Page element annotations:
****
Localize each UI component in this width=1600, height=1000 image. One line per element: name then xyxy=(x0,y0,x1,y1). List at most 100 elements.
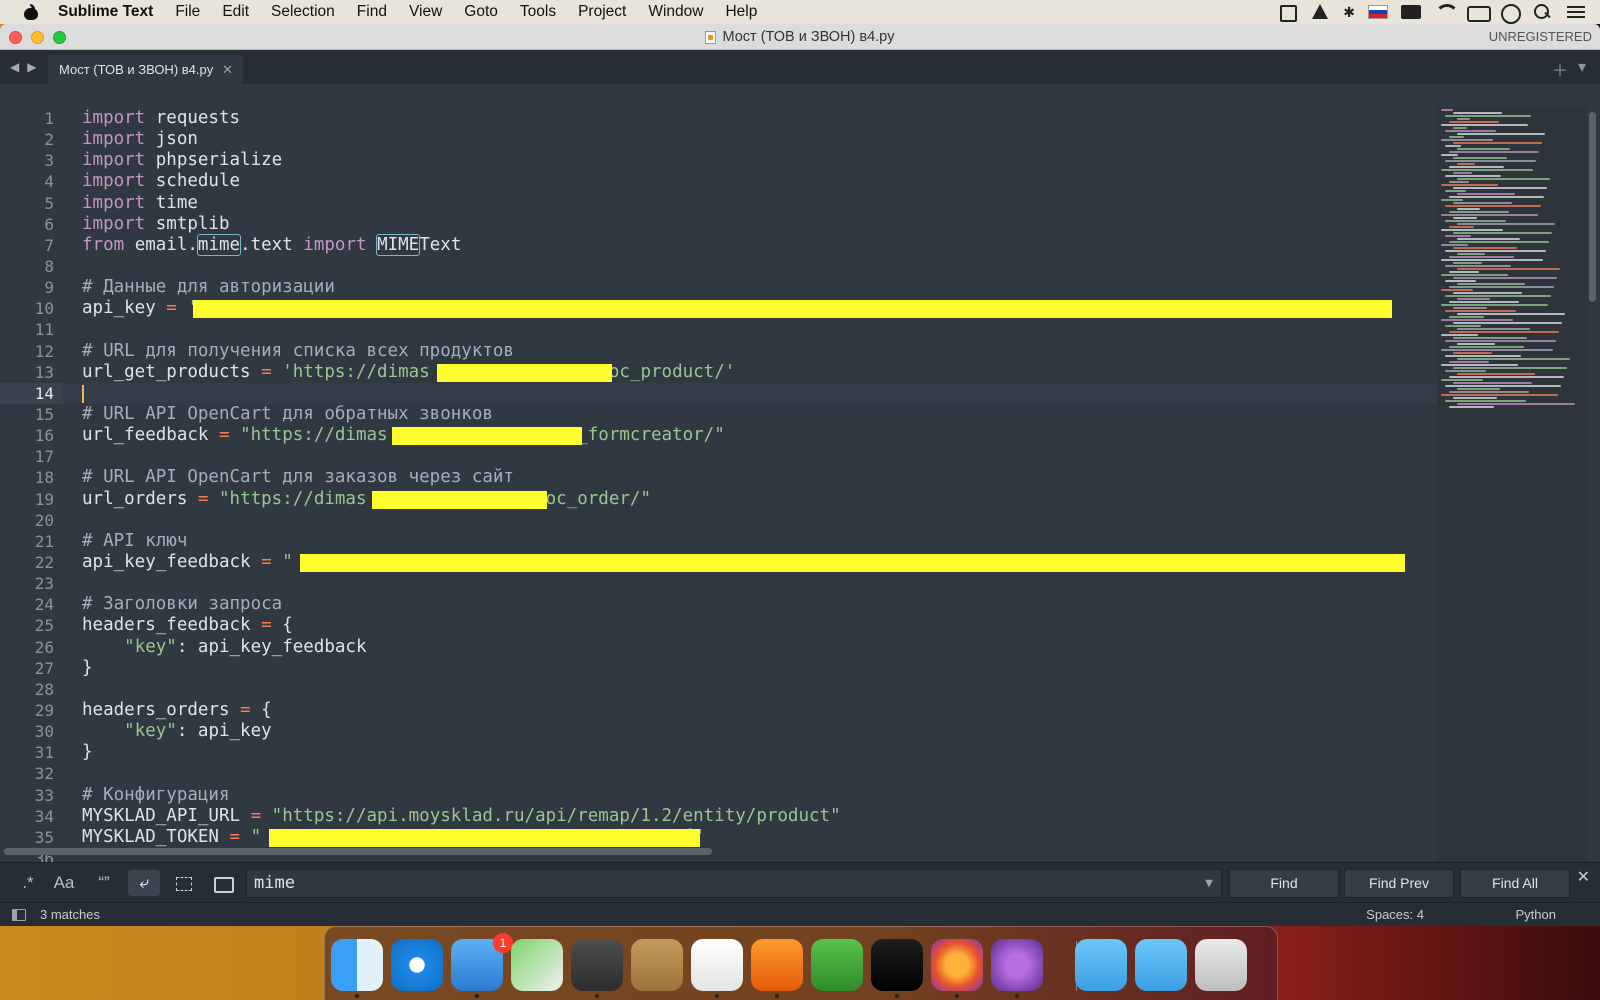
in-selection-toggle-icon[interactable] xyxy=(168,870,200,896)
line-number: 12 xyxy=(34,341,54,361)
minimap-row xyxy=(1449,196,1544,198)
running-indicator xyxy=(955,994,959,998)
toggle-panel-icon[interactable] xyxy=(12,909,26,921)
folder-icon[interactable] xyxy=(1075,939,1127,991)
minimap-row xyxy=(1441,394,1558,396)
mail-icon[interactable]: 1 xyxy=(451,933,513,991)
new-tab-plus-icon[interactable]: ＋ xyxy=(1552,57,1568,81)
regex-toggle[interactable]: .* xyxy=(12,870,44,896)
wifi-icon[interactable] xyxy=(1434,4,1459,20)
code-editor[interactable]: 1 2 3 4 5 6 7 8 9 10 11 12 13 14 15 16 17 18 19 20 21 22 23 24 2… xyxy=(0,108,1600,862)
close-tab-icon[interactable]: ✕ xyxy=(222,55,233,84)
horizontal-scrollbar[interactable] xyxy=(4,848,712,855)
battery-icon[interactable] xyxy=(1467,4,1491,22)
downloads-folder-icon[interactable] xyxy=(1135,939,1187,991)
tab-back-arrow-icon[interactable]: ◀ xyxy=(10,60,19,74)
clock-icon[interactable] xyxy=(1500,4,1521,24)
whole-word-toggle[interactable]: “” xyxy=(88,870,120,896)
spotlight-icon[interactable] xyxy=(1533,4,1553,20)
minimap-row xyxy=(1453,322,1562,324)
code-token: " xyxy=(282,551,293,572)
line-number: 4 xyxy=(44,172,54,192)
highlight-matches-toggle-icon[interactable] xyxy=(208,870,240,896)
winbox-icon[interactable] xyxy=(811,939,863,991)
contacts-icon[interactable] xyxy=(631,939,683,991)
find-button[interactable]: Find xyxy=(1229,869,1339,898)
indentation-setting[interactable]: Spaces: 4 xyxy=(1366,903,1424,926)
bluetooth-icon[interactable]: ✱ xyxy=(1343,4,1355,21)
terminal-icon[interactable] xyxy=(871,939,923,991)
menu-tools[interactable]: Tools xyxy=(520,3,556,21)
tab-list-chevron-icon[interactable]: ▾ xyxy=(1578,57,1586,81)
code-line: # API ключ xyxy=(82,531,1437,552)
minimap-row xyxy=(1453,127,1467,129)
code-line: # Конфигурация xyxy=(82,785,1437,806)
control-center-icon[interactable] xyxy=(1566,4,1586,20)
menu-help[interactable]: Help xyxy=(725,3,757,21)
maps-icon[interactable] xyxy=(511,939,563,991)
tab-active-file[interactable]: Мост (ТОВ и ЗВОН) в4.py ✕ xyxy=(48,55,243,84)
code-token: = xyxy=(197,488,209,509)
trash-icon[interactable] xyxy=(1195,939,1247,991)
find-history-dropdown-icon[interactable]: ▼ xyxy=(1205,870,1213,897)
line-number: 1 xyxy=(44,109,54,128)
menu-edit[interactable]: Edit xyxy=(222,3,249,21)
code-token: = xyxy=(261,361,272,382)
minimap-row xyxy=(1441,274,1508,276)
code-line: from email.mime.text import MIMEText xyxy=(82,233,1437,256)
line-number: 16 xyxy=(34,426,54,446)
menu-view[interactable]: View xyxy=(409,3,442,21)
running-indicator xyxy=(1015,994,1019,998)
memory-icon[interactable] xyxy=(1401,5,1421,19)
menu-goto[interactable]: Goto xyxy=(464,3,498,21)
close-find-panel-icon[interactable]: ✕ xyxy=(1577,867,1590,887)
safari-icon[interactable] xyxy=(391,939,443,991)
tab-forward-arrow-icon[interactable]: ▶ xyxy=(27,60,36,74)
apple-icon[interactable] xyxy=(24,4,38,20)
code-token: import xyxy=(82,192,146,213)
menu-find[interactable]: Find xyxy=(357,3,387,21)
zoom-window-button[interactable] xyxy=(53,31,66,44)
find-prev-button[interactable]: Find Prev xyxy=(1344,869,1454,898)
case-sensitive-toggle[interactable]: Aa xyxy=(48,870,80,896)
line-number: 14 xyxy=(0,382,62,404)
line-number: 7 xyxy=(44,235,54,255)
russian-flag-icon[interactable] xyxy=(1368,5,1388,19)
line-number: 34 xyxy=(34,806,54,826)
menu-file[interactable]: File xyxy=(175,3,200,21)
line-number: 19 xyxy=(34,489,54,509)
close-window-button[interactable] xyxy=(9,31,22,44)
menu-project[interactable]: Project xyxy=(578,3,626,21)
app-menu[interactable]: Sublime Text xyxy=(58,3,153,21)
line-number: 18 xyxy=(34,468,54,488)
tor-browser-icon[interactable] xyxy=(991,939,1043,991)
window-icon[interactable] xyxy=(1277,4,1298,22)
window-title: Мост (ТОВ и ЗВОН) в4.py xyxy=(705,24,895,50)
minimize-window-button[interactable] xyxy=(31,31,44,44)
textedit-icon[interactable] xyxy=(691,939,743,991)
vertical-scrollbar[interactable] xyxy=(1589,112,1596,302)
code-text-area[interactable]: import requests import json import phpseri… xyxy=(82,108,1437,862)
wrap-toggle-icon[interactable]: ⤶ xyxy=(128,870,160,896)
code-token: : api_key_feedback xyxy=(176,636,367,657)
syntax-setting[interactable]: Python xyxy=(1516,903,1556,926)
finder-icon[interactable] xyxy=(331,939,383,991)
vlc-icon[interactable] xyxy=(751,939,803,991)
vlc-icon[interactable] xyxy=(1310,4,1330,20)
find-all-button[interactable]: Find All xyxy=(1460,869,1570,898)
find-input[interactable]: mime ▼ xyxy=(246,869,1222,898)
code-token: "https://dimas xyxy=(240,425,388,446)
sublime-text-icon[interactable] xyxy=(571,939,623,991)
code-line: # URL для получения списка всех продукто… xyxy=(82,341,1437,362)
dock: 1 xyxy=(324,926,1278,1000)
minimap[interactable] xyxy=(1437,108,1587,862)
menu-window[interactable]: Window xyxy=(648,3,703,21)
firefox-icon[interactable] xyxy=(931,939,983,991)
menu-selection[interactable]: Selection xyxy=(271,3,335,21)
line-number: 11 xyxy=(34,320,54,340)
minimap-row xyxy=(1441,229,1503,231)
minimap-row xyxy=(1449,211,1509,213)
****
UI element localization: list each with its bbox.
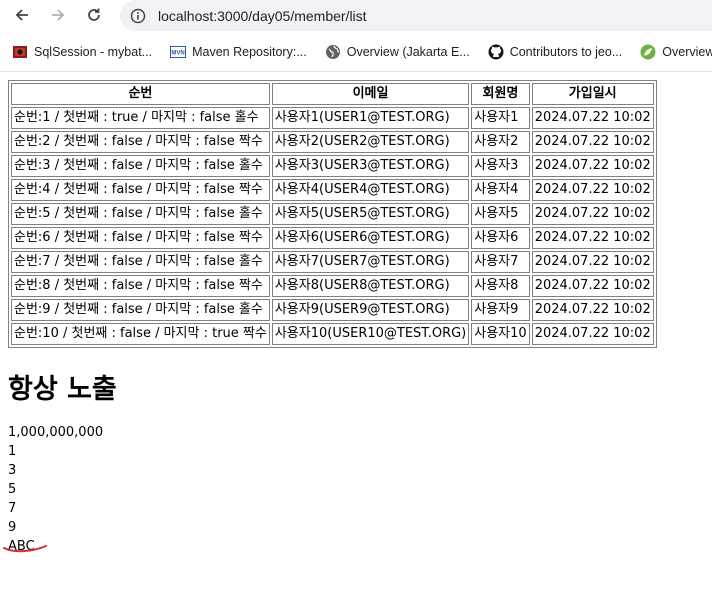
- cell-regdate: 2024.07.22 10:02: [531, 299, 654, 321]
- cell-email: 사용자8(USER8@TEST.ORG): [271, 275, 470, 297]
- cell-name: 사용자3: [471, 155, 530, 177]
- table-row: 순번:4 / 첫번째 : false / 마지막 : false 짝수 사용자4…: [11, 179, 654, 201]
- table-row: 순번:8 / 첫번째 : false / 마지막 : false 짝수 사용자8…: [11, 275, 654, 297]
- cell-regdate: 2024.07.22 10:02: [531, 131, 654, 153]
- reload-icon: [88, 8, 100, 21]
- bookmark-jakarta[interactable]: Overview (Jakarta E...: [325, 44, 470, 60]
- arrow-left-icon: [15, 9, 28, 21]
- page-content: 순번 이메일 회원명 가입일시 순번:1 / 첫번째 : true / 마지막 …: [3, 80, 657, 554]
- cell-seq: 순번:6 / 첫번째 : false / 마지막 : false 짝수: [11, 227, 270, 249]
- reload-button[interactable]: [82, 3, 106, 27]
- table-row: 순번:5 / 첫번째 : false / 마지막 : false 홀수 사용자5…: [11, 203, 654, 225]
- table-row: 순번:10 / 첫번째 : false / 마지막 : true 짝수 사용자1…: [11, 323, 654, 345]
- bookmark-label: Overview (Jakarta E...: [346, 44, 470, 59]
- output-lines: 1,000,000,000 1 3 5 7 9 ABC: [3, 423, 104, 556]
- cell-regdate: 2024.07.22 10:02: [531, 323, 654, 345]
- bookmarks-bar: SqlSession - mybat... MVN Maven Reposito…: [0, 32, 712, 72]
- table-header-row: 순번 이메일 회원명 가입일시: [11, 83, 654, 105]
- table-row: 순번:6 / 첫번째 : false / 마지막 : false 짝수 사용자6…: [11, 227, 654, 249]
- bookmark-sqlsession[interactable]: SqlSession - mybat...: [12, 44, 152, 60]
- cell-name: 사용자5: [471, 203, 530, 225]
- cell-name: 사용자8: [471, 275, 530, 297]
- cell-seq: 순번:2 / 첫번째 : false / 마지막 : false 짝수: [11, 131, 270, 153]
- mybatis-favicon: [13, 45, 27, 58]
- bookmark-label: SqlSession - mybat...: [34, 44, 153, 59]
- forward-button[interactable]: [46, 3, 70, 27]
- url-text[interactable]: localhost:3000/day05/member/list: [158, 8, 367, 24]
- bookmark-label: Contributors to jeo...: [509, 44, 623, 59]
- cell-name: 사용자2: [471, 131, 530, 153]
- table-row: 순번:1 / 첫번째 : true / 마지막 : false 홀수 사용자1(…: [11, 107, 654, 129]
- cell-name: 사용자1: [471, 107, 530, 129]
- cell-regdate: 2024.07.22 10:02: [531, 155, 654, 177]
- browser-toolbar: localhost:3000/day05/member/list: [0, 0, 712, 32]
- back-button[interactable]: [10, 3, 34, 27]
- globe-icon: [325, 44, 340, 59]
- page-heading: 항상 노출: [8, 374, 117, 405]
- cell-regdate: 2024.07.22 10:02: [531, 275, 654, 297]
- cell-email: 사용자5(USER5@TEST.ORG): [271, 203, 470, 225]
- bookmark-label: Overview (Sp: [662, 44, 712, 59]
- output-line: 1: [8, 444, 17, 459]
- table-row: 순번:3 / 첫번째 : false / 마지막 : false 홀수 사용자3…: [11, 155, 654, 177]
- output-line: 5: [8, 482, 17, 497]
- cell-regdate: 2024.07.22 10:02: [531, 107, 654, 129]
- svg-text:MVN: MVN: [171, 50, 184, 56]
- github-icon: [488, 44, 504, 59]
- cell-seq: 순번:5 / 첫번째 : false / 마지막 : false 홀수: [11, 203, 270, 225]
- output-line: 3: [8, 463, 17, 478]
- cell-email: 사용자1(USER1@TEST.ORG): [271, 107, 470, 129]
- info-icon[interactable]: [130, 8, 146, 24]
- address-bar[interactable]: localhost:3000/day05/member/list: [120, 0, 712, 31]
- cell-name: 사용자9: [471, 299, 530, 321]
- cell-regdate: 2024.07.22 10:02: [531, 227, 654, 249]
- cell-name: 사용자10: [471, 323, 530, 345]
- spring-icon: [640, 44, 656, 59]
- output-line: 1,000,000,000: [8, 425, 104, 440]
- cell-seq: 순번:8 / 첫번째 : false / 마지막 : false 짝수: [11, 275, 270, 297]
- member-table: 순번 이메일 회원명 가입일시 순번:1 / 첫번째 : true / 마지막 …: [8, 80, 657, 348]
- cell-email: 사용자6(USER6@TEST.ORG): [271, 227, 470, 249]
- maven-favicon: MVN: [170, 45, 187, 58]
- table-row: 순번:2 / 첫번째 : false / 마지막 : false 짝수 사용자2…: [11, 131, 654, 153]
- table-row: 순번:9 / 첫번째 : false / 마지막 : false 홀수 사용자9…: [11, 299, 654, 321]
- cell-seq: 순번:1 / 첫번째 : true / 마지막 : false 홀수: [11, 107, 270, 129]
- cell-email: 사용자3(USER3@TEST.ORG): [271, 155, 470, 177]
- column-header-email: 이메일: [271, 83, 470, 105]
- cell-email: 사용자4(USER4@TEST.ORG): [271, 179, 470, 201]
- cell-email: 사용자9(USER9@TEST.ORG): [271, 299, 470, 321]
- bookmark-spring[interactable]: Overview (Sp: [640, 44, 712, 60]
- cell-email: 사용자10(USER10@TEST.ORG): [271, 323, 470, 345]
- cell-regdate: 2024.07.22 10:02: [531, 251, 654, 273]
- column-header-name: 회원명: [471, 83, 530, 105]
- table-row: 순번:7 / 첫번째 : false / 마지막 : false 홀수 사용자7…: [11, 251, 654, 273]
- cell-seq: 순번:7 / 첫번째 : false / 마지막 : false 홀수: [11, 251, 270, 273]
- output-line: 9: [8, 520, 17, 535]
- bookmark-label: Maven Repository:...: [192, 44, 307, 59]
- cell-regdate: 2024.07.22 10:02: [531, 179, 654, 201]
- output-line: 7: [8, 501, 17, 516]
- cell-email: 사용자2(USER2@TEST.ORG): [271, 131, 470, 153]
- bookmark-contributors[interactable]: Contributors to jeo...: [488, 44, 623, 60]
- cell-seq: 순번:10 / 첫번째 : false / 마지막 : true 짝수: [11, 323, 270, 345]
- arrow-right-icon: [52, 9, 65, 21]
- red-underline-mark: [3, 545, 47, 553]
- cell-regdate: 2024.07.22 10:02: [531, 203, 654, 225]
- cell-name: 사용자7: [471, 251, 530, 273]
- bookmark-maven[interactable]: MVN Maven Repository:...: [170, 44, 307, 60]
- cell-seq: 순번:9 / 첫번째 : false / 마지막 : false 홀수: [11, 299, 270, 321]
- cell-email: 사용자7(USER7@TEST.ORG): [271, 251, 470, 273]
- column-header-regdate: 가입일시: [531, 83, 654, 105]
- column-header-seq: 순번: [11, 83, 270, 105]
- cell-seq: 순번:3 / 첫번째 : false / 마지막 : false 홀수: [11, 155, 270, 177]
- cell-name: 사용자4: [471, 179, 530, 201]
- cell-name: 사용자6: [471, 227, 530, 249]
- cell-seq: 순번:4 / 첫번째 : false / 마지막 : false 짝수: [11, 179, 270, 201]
****
Print the lines from the one containing "in-selection-toggle-icon[interactable] xyxy=(168,870,200,896)" through the one containing "minimap-row xyxy=(1441,394,1558,396)", including both, with no changes.

in-selection-toggle-icon[interactable] xyxy=(168,870,200,896)
line-number: 12 xyxy=(34,341,54,361)
minimap-row xyxy=(1449,196,1544,198)
running-indicator xyxy=(955,994,959,998)
toggle-panel-icon[interactable] xyxy=(12,909,26,921)
folder-icon[interactable] xyxy=(1075,939,1127,991)
minimap-row xyxy=(1441,394,1558,396)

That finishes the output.